===== Stored rows =====
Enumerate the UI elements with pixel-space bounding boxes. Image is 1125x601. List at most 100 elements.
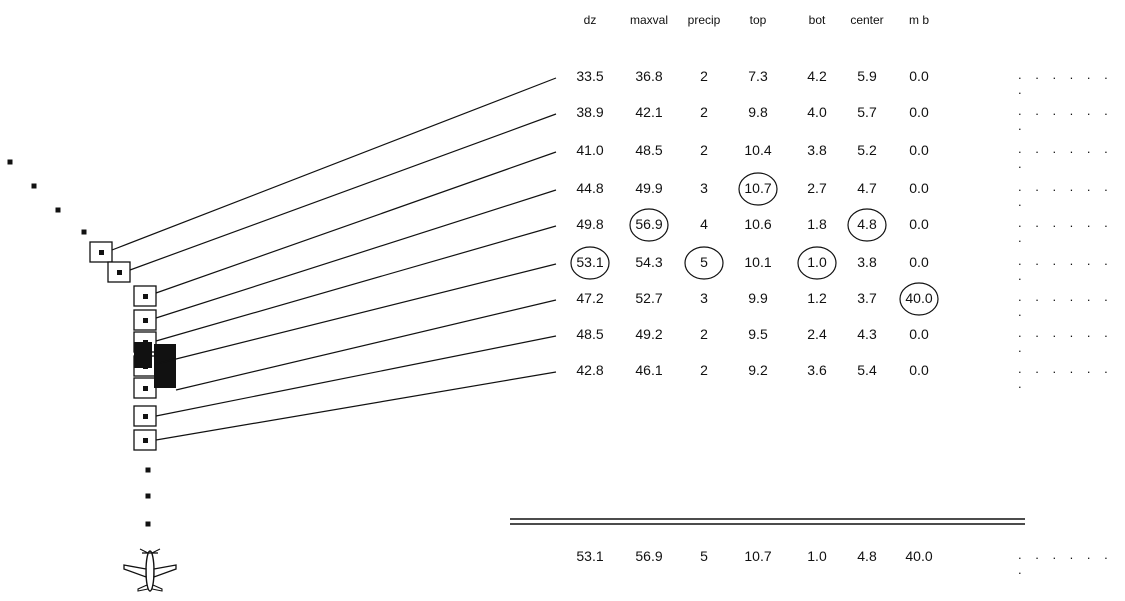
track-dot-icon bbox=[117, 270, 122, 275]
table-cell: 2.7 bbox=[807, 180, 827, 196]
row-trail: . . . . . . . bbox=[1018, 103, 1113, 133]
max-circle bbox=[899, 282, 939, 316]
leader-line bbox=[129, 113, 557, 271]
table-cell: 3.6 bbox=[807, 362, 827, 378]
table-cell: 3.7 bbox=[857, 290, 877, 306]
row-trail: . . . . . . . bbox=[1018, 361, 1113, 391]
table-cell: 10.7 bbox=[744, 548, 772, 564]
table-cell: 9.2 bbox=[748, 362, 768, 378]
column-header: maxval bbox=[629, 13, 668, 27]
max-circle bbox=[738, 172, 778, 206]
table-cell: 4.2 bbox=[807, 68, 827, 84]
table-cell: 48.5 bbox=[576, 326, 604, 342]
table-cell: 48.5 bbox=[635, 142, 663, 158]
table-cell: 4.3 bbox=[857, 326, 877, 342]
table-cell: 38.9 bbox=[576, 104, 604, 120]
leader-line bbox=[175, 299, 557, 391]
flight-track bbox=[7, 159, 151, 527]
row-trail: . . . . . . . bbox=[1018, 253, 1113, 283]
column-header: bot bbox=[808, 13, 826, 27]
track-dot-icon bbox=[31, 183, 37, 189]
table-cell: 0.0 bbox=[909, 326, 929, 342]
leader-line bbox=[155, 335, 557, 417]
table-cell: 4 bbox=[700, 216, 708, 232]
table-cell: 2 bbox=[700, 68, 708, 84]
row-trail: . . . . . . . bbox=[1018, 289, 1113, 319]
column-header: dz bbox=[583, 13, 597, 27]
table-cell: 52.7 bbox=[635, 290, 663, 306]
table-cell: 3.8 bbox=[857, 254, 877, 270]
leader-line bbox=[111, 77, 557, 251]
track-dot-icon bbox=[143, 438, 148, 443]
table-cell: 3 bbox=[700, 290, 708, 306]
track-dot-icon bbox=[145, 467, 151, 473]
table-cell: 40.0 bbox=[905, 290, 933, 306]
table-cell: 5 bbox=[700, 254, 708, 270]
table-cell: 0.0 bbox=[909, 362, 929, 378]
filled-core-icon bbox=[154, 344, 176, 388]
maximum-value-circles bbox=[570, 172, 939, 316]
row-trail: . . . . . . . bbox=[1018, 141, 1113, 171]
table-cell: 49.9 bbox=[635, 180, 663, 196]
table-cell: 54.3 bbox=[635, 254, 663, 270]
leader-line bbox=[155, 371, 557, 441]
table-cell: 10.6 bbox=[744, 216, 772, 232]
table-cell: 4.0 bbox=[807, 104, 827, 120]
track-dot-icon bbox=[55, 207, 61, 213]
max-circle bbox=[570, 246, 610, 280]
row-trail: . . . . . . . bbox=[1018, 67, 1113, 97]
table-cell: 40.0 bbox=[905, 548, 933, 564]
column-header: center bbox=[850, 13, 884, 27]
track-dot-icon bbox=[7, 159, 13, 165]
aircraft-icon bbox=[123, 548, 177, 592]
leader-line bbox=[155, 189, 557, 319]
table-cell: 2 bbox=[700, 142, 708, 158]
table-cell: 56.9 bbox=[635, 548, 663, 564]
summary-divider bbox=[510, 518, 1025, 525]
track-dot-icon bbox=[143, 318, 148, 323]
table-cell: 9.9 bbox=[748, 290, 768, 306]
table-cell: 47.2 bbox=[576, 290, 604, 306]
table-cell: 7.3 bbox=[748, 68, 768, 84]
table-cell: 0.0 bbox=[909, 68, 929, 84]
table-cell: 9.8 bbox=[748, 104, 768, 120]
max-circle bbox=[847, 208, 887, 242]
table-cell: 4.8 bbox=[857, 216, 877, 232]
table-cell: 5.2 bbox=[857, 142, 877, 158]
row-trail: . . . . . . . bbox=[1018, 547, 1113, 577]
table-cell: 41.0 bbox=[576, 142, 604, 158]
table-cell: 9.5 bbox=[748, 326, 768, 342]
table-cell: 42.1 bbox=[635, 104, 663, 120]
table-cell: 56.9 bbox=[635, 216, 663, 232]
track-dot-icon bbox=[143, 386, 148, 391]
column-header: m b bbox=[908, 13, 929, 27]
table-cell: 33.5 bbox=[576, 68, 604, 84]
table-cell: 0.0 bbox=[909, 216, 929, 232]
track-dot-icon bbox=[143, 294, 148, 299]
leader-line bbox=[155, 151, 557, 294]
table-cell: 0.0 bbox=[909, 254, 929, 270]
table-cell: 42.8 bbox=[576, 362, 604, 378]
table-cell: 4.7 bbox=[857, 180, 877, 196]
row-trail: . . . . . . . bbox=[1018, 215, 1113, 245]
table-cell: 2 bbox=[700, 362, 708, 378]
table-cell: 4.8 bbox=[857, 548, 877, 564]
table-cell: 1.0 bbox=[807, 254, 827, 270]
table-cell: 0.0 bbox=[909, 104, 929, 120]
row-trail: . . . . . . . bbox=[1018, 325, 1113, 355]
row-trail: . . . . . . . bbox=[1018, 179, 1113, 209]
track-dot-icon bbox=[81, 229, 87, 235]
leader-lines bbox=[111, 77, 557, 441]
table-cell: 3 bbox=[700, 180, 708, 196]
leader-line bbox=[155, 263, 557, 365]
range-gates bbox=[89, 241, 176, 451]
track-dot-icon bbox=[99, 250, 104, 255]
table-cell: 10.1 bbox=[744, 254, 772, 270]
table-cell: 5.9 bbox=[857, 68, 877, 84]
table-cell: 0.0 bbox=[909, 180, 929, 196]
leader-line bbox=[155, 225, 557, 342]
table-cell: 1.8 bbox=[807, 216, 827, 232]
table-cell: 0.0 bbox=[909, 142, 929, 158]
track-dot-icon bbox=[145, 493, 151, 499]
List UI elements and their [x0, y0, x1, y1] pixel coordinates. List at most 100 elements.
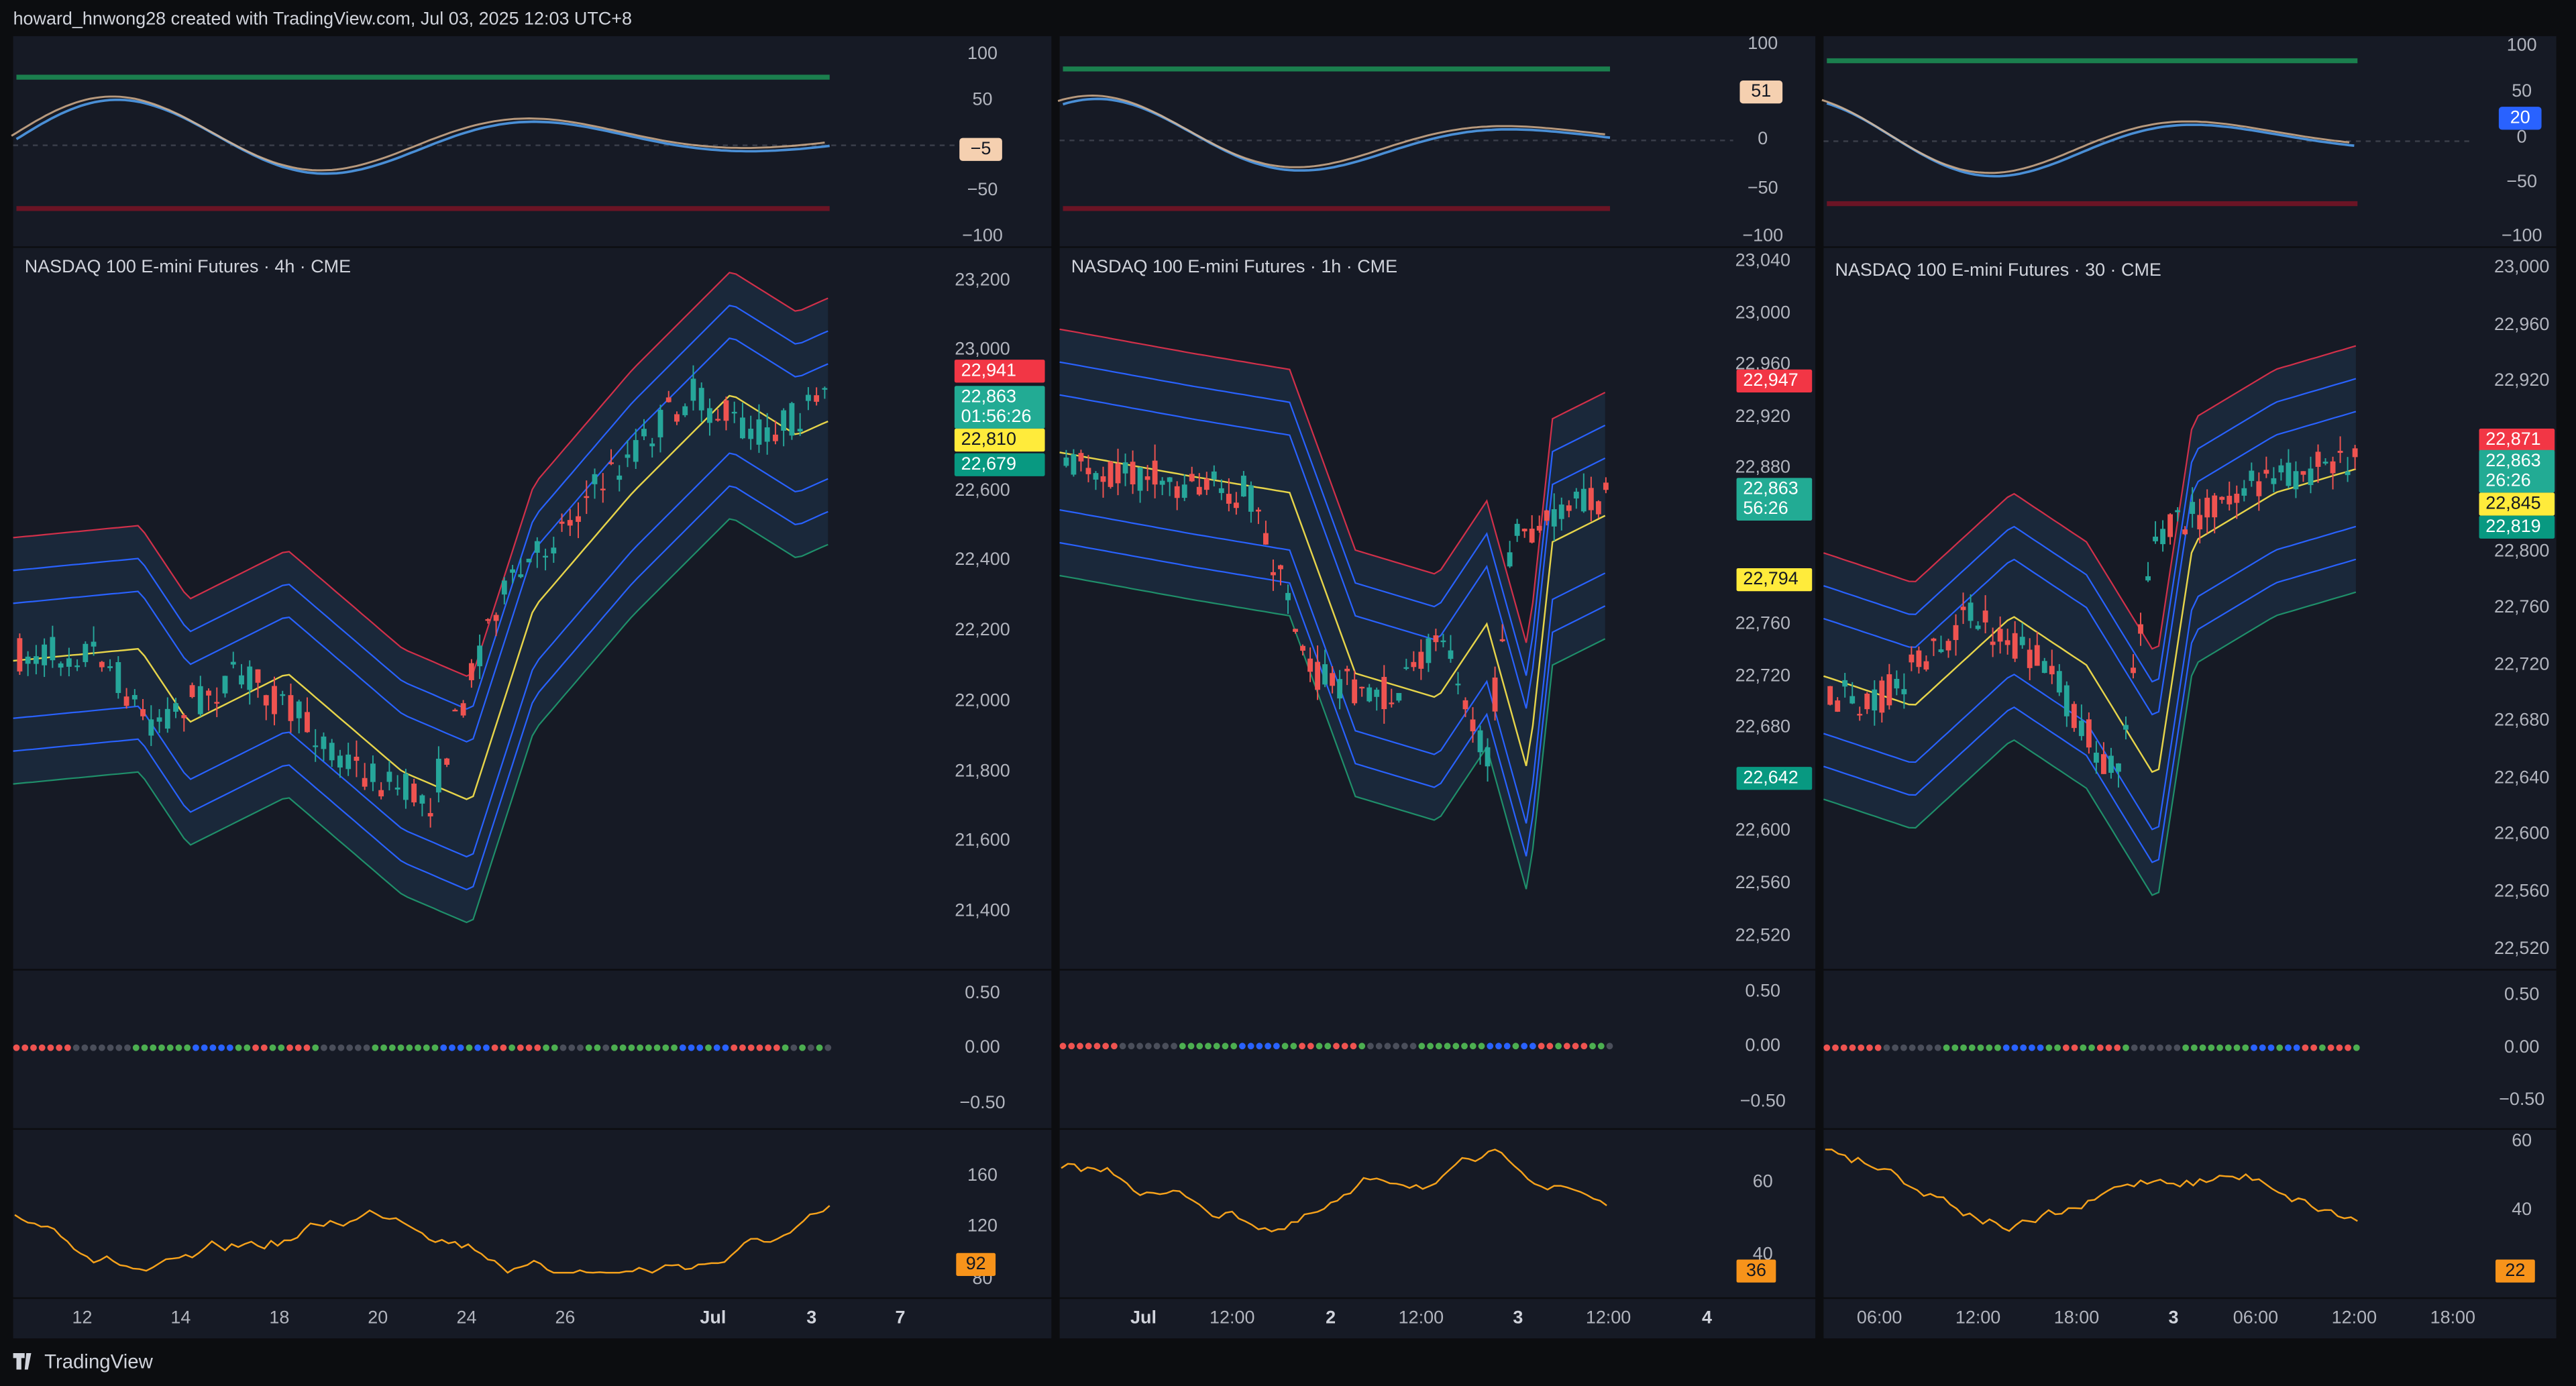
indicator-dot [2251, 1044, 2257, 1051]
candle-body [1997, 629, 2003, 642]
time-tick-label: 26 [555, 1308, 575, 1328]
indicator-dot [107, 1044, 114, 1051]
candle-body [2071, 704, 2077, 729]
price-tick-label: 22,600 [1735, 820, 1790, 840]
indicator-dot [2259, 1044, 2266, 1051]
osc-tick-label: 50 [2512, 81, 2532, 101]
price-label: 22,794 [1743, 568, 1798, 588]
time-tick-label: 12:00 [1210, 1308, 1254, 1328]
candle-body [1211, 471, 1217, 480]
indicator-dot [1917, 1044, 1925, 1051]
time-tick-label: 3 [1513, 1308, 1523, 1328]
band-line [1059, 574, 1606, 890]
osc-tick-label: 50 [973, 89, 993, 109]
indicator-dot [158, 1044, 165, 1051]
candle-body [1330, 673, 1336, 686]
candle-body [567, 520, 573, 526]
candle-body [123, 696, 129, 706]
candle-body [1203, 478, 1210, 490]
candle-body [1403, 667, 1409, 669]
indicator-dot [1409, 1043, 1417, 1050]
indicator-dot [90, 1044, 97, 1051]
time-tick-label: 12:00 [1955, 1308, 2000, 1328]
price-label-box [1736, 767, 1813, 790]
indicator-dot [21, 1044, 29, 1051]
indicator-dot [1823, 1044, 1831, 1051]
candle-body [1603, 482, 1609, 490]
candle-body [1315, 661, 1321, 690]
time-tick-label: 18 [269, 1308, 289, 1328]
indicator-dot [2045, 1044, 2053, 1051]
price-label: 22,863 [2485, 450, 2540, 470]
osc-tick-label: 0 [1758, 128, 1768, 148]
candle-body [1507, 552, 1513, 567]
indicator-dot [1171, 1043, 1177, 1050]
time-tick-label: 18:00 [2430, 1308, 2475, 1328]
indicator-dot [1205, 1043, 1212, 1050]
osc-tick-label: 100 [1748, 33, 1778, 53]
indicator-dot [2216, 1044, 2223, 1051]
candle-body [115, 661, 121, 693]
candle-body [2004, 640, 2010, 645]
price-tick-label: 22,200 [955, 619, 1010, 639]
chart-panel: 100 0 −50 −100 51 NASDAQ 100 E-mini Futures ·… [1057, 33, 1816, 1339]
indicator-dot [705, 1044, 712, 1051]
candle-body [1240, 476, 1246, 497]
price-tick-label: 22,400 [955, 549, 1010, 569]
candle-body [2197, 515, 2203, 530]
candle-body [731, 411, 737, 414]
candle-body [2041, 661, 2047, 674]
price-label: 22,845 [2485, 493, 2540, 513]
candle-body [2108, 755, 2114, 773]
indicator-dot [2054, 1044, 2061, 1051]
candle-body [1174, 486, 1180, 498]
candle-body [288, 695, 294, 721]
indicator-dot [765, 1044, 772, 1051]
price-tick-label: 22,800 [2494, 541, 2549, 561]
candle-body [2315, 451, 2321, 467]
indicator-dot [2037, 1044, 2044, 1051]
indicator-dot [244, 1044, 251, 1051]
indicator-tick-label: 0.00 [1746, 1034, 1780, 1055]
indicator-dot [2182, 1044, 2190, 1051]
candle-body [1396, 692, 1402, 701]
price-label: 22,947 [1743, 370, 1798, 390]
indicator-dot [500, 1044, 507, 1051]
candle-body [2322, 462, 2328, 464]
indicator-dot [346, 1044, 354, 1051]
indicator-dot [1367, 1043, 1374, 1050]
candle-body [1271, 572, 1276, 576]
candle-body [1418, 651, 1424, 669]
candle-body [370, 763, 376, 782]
=====
→ The request
Output the lines starting at the one containing "track-dot-icon bbox=[117, 270, 122, 275]" and ending at the one containing "table-cell: 9.2 bbox=[748, 362, 768, 378]" as a numbered list, with blank lines omitted.

→ Response
1. track-dot-icon bbox=[117, 270, 122, 275]
2. table-cell: 2.7 bbox=[807, 180, 827, 196]
3. row-trail: . . . . . . . bbox=[1018, 103, 1113, 133]
4. max-circle bbox=[899, 282, 939, 316]
5. leader-line bbox=[129, 113, 557, 271]
6. table-cell: 3.6 bbox=[807, 362, 827, 378]
7. table-cell: 3.7 bbox=[857, 290, 877, 306]
8. row-trail: . . . . . . . bbox=[1018, 361, 1113, 391]
9. table-cell: 10.7 bbox=[744, 548, 772, 564]
10. table-cell: 9.2 bbox=[748, 362, 768, 378]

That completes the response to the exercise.